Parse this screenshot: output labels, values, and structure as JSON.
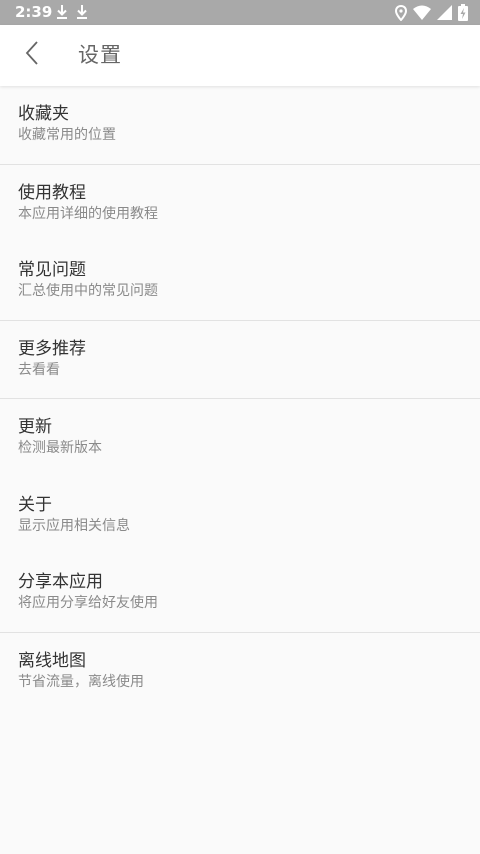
{
  "status_bar": {
    "time": "2:39",
    "left_icons": [
      "download-icon",
      "download-icon"
    ],
    "right_icons": [
      "location-icon",
      "wifi-icon",
      "signal-icon",
      "battery-charging-icon"
    ]
  },
  "header": {
    "title": "设置",
    "back_icon": "back-arrow-icon"
  },
  "settings": [
    {
      "title": "收藏夹",
      "subtitle": "收藏常用的位置"
    },
    {
      "title": "使用教程",
      "subtitle": "本应用详细的使用教程"
    },
    {
      "title": "常见问题",
      "subtitle": "汇总使用中的常见问题"
    },
    {
      "title": "更多推荐",
      "subtitle": "去看看"
    },
    {
      "title": "更新",
      "subtitle": "检测最新版本"
    },
    {
      "title": "关于",
      "subtitle": "显示应用相关信息"
    },
    {
      "title": "分享本应用",
      "subtitle": "将应用分享给好友使用"
    },
    {
      "title": "离线地图",
      "subtitle": "节省流量，离线使用"
    }
  ],
  "colors": {
    "status_bar": "#a9a9a9",
    "background": "#fafafa",
    "app_bar": "#ffffff",
    "title_text": "#333333",
    "subtitle_text": "#8a8a8a",
    "divider": "#e2e2e2"
  }
}
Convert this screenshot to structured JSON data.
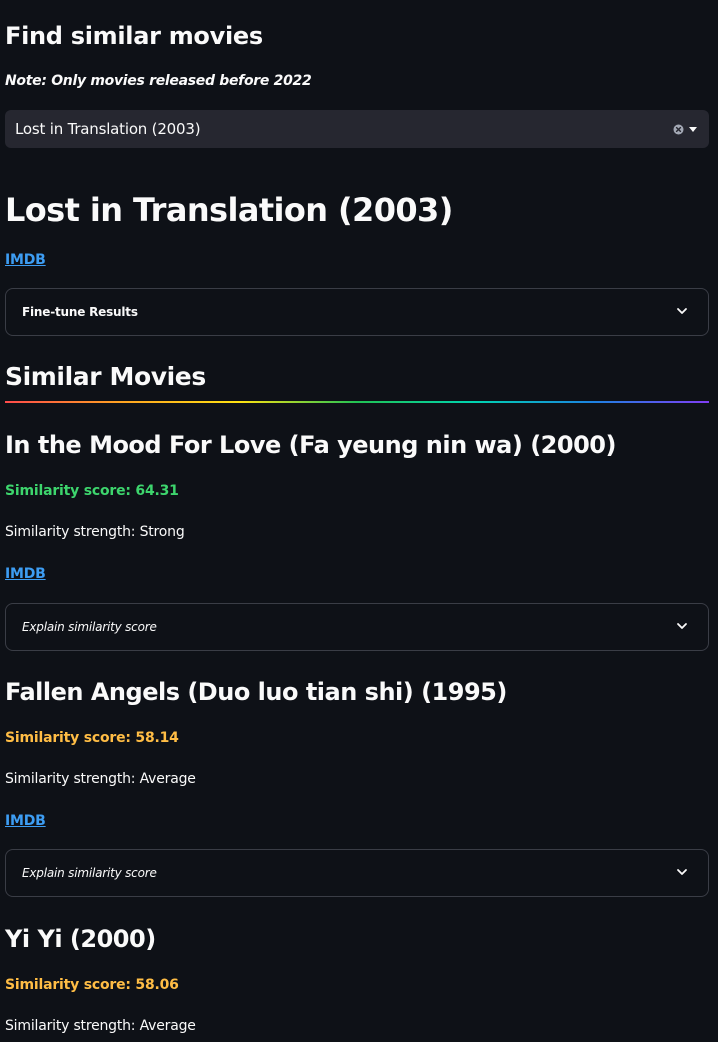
{
  "header": {
    "title": "Find similar movies",
    "note": "Note: Only movies released before 2022"
  },
  "select": {
    "value": "Lost in Translation (2003)",
    "clear_icon": "clear-circle-icon",
    "caret_icon": "caret-down-icon"
  },
  "selected_movie": {
    "title": "Lost in Translation (2003)",
    "link_label": "IMDB"
  },
  "fine_tune": {
    "label": "Fine-tune Results",
    "icon": "chevron-down-icon"
  },
  "similar": {
    "heading": "Similar Movies",
    "colors": {
      "strong": "#3dd56d",
      "average": "#ffbd45",
      "link": "#3d9df3"
    },
    "movies": [
      {
        "title": "In the Mood For Love (Fa yeung nin wa) (2000)",
        "score_text": "Similarity score: 64.31",
        "strength_text": "Similarity strength: Strong",
        "link_label": "IMDB",
        "explain_label": "Explain similarity score"
      },
      {
        "title": "Fallen Angels (Duo luo tian shi) (1995)",
        "score_text": "Similarity score: 58.14",
        "strength_text": "Similarity strength: Average",
        "link_label": "IMDB",
        "explain_label": "Explain similarity score"
      },
      {
        "title": "Yi Yi (2000)",
        "score_text": "Similarity score: 58.06",
        "strength_text": "Similarity strength: Average"
      }
    ]
  }
}
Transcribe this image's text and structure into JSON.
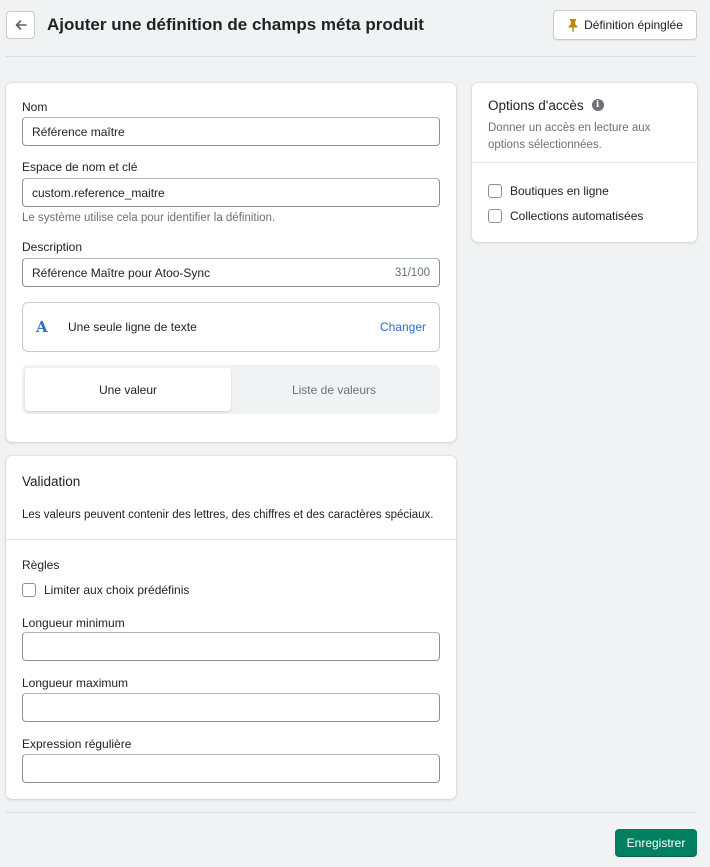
{
  "header": {
    "title": "Ajouter une définition de champs méta produit",
    "pin_label": "Définition épinglée"
  },
  "form": {
    "name_label": "Nom",
    "name_value": "Référence maître",
    "namespace_label": "Espace de nom et clé",
    "namespace_value": "custom.reference_maitre",
    "namespace_help": "Le système utilise cela pour identifier la définition.",
    "description_label": "Description",
    "description_value": "Référence Maître pour Atoo-Sync",
    "description_counter": "31/100",
    "type_icon_letter": "A",
    "type_label": "Une seule ligne de texte",
    "type_change": "Changer",
    "seg_one": "Une valeur",
    "seg_list": "Liste de valeurs"
  },
  "validation": {
    "title": "Validation",
    "description": "Les valeurs peuvent contenir des lettres, des chiffres et des caractères spéciaux.",
    "rules_label": "Règles",
    "limit_label": "Limiter aux choix prédéfinis",
    "min_label": "Longueur minimum",
    "min_value": "",
    "max_label": "Longueur maximum",
    "max_value": "",
    "regex_label": "Expression régulière",
    "regex_value": ""
  },
  "access": {
    "title": "Options d'accès",
    "description": "Donner un accès en lecture aux options sélectionnées.",
    "options": [
      "Boutiques en ligne",
      "Collections automatisées"
    ]
  },
  "footer": {
    "save_label": "Enregistrer"
  },
  "colors": {
    "primary": "#008060",
    "link": "#2c6ecb"
  }
}
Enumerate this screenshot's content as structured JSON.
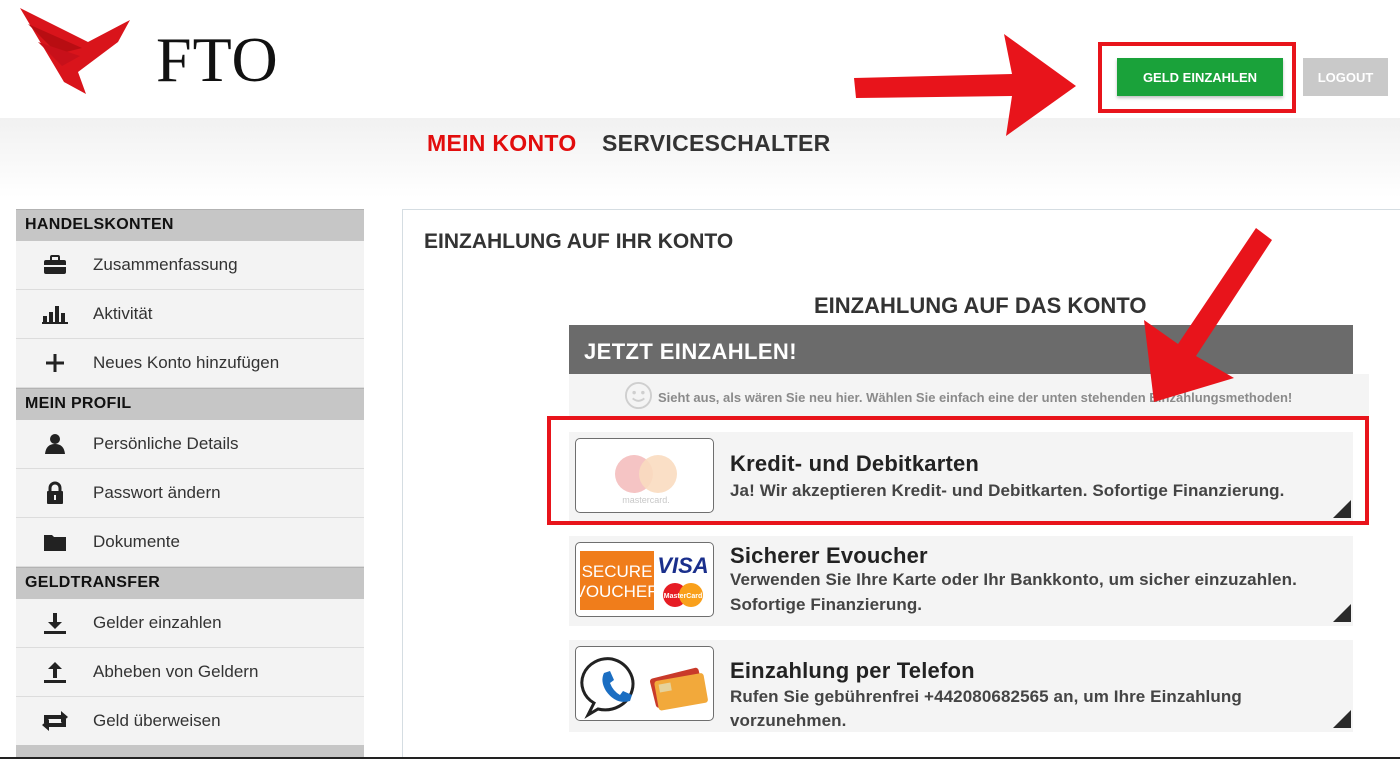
{
  "header": {
    "logo_text": "FTO",
    "deposit_button": "GELD EINZAHLEN",
    "logout_button": "LOGOUT"
  },
  "nav": {
    "items": [
      {
        "label": "MEIN KONTO",
        "active": true
      },
      {
        "label": "SERVICESCHALTER",
        "active": false
      }
    ]
  },
  "sidebar": {
    "sections": [
      {
        "title": "HANDELSKONTEN",
        "items": [
          {
            "label": "Zusammenfassung",
            "icon": "briefcase-icon"
          },
          {
            "label": "Aktivität",
            "icon": "bar-chart-icon"
          },
          {
            "label": "Neues Konto hinzufügen",
            "icon": "plus-icon"
          }
        ]
      },
      {
        "title": "MEIN PROFIL",
        "items": [
          {
            "label": "Persönliche Details",
            "icon": "user-icon"
          },
          {
            "label": "Passwort ändern",
            "icon": "lock-icon"
          },
          {
            "label": "Dokumente",
            "icon": "folder-icon"
          }
        ]
      },
      {
        "title": "GELDTRANSFER",
        "items": [
          {
            "label": "Gelder einzahlen",
            "icon": "download-icon"
          },
          {
            "label": "Abheben von Geldern",
            "icon": "upload-icon"
          },
          {
            "label": "Geld überweisen",
            "icon": "transfer-icon"
          }
        ]
      }
    ]
  },
  "main": {
    "title": "EINZAHLUNG AUF IHR KONTO",
    "subtitle": "EINZAHLUNG AUF DAS KONTO",
    "banner": "JETZT EINZAHLEN!",
    "hint": "Sieht aus, als wären Sie neu hier. Wählen Sie einfach eine der unten stehenden Einzahlungsmethoden!",
    "methods": [
      {
        "title": "Kredit- und Debitkarten",
        "desc": [
          "Ja! Wir akzeptieren Kredit- und Debitkarten. Sofortige Finanzierung."
        ],
        "logo_text": "mastercard."
      },
      {
        "title": "Sicherer Evoucher",
        "desc": [
          "Verwenden Sie Ihre Karte oder Ihr Bankkonto, um sicher einzuzahlen.",
          "Sofortige Finanzierung."
        ],
        "logo_text": [
          "SECURE",
          "VOUCHER",
          "VISA",
          "MasterCard"
        ]
      },
      {
        "title": "Einzahlung per Telefon",
        "desc": [
          "Rufen Sie gebührenfrei +442080682565 an, um Ihre Einzahlung",
          "vorzunehmen."
        ]
      }
    ]
  },
  "colors": {
    "accent_red": "#e20d0d",
    "deposit_green": "#1aa23a",
    "banner_gray": "#6b6b6b"
  }
}
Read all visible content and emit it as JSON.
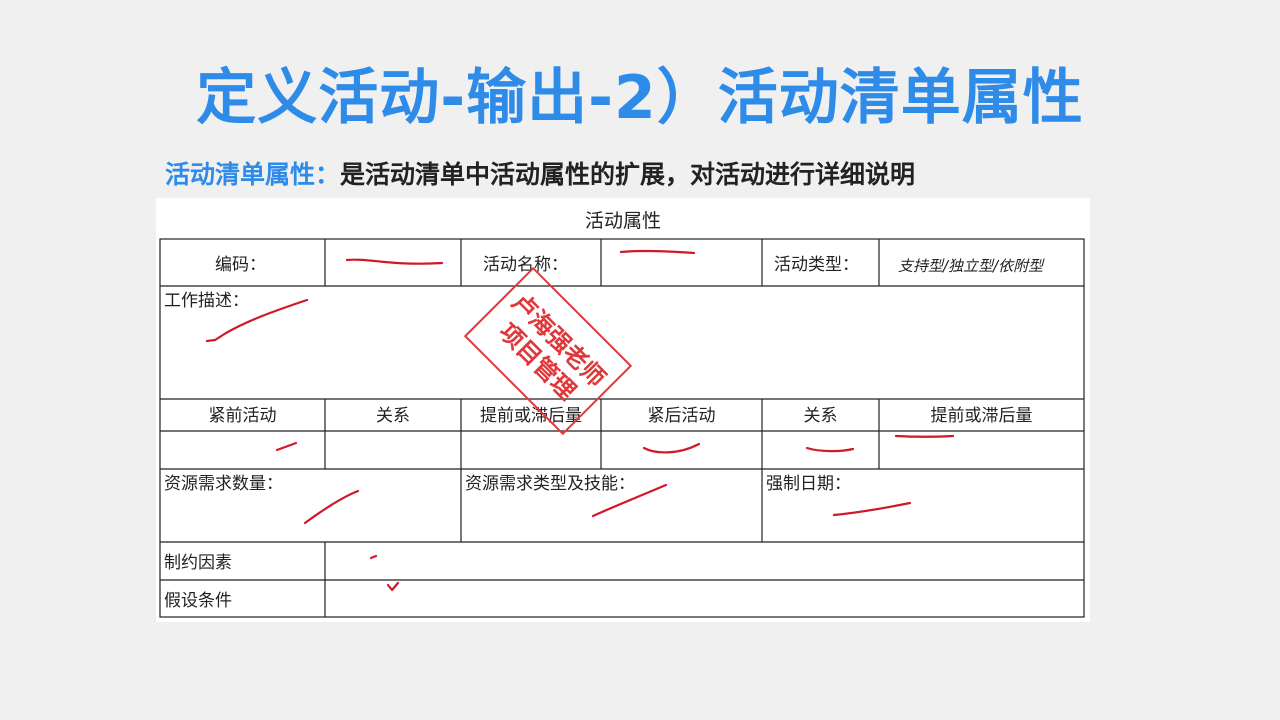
{
  "slide": {
    "title": "定义活动-输出-2）活动清单属性",
    "subtitle_term": "活动清单属性：",
    "subtitle_text": "是活动清单中活动属性的扩展，对活动进行详细说明"
  },
  "table": {
    "caption": "活动属性",
    "row1": {
      "code_label": "编码：",
      "name_label": "活动名称：",
      "type_label": "活动类型：",
      "type_value": "支持型/独立型/依附型"
    },
    "work_desc_label": "工作描述：",
    "header_row": [
      "紧前活动",
      "关系",
      "提前或滞后量",
      "紧后活动",
      "关系",
      "提前或滞后量"
    ],
    "resources": {
      "quantity_label": "资源需求数量：",
      "type_skill_label": "资源需求类型及技能：",
      "date_label": "强制日期："
    },
    "constraints_label": "制约因素",
    "assumptions_label": "假设条件"
  },
  "stamp": {
    "line1": "卢海强老师",
    "line2": "项目管理"
  },
  "colors": {
    "title": "#2e8ce8",
    "ink": "#d0182a",
    "stamp": "#e0383a"
  }
}
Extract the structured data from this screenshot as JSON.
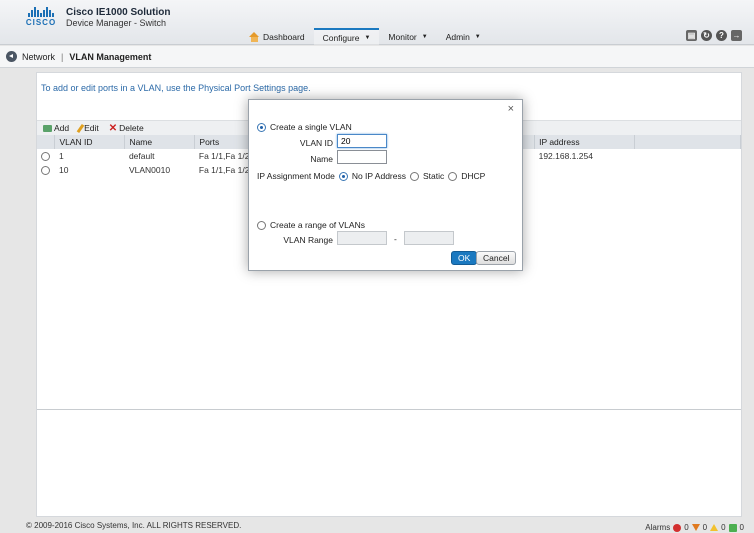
{
  "header": {
    "logo_text": "CISCO",
    "title": "Cisco IE1000 Solution",
    "subtitle": "Device Manager - Switch",
    "nav": [
      {
        "label": "Dashboard"
      },
      {
        "label": "Configure"
      },
      {
        "label": "Monitor"
      },
      {
        "label": "Admin"
      }
    ]
  },
  "breadcrumb": {
    "parent": "Network",
    "separator": "|",
    "current": "VLAN Management"
  },
  "page": {
    "info": "To add or edit ports in a VLAN, use the Physical Port Settings page.",
    "toolbar": {
      "add": "Add",
      "edit": "Edit",
      "delete": "Delete"
    },
    "table": {
      "columns": [
        "VLAN ID",
        "Name",
        "Ports",
        "",
        "IP address"
      ],
      "rows": [
        {
          "vlan_id": "1",
          "name": "default",
          "ports": "Fa 1/1,Fa 1/2",
          "ip": "192.168.1.254"
        },
        {
          "vlan_id": "10",
          "name": "VLAN0010",
          "ports": "Fa 1/1,Fa 1/2",
          "ip": ""
        }
      ]
    }
  },
  "dialog": {
    "close": "×",
    "single_label": "Create a single VLAN",
    "vlan_id_label": "VLAN ID",
    "vlan_id_value": "20",
    "name_label": "Name",
    "name_value": "",
    "ip_mode_label": "IP Assignment Mode",
    "ip_modes": [
      "No IP Address",
      "Static",
      "DHCP"
    ],
    "range_label": "Create a range of VLANs",
    "vlan_range_label": "VLAN Range",
    "range_sep": "-",
    "ok": "OK",
    "cancel": "Cancel"
  },
  "footer": {
    "copyright": "© 2009-2016 Cisco Systems, Inc. ALL RIGHTS RESERVED.",
    "alarms_label": "Alarms",
    "alarm_counts": [
      "0",
      "0",
      "0",
      "0"
    ]
  }
}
=-=-=
**Exercise:**
Read the data above and pull out each line that holds the string "page".

**Exercise answer:**
  "page": {
    "info": "To add or edit ports in a VLAN, use the Physical Port Settings page.",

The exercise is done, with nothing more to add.